▸ **EXERCISE DESCRIPTION**
From the entries below, gather every line containing the string "Pâturage".

Figure contents as structured data
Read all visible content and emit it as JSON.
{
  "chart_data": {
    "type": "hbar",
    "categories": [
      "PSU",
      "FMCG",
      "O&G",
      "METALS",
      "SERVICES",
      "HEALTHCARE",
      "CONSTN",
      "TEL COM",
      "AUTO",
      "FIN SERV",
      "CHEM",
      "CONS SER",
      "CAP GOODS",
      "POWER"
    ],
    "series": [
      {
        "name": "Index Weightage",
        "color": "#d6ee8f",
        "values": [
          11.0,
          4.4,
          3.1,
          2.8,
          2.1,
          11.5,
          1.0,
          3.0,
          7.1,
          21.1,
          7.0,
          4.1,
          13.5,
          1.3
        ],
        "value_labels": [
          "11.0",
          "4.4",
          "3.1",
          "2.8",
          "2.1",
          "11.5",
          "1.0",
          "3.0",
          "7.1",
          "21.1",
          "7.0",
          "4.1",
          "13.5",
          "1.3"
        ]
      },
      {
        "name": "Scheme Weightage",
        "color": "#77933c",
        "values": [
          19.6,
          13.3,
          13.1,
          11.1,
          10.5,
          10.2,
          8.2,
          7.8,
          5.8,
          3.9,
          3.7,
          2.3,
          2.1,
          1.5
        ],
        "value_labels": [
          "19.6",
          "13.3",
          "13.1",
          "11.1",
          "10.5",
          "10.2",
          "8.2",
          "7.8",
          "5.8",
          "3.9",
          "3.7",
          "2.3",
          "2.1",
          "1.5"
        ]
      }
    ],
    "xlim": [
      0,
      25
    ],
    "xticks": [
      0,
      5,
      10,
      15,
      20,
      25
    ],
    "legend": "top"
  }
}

==

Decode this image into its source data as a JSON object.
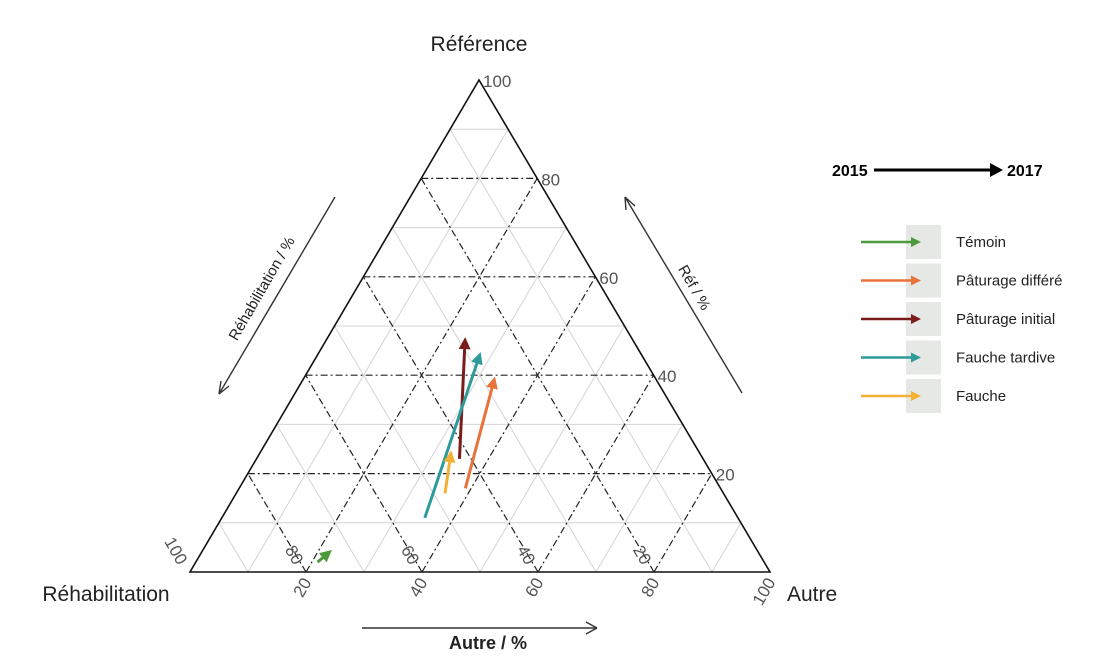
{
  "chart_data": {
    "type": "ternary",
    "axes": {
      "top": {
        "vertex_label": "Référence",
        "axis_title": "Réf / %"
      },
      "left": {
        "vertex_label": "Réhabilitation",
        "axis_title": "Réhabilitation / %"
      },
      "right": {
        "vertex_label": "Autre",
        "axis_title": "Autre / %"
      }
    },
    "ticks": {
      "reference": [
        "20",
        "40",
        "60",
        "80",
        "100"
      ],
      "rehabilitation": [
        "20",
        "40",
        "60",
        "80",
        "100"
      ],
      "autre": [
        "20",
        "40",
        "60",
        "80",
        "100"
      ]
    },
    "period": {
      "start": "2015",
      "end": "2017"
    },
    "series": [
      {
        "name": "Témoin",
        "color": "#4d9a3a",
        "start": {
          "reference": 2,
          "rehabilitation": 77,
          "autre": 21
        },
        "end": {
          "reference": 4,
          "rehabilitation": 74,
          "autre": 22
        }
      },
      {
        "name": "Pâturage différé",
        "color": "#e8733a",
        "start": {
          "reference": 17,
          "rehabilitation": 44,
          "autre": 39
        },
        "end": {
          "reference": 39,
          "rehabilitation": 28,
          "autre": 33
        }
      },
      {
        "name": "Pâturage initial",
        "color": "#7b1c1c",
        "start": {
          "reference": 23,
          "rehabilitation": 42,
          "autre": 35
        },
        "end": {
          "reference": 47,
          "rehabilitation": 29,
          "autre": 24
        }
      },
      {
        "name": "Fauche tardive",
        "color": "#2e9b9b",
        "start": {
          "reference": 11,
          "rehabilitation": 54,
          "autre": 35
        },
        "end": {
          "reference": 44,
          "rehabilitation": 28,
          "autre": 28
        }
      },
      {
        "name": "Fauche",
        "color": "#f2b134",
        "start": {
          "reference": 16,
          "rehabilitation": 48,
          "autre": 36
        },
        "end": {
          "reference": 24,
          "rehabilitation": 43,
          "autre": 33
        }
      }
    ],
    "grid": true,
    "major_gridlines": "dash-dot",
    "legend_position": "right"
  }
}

▸ **TASK RESULT**
        "name": "Pâturage différé",
        "name": "Pâturage initial",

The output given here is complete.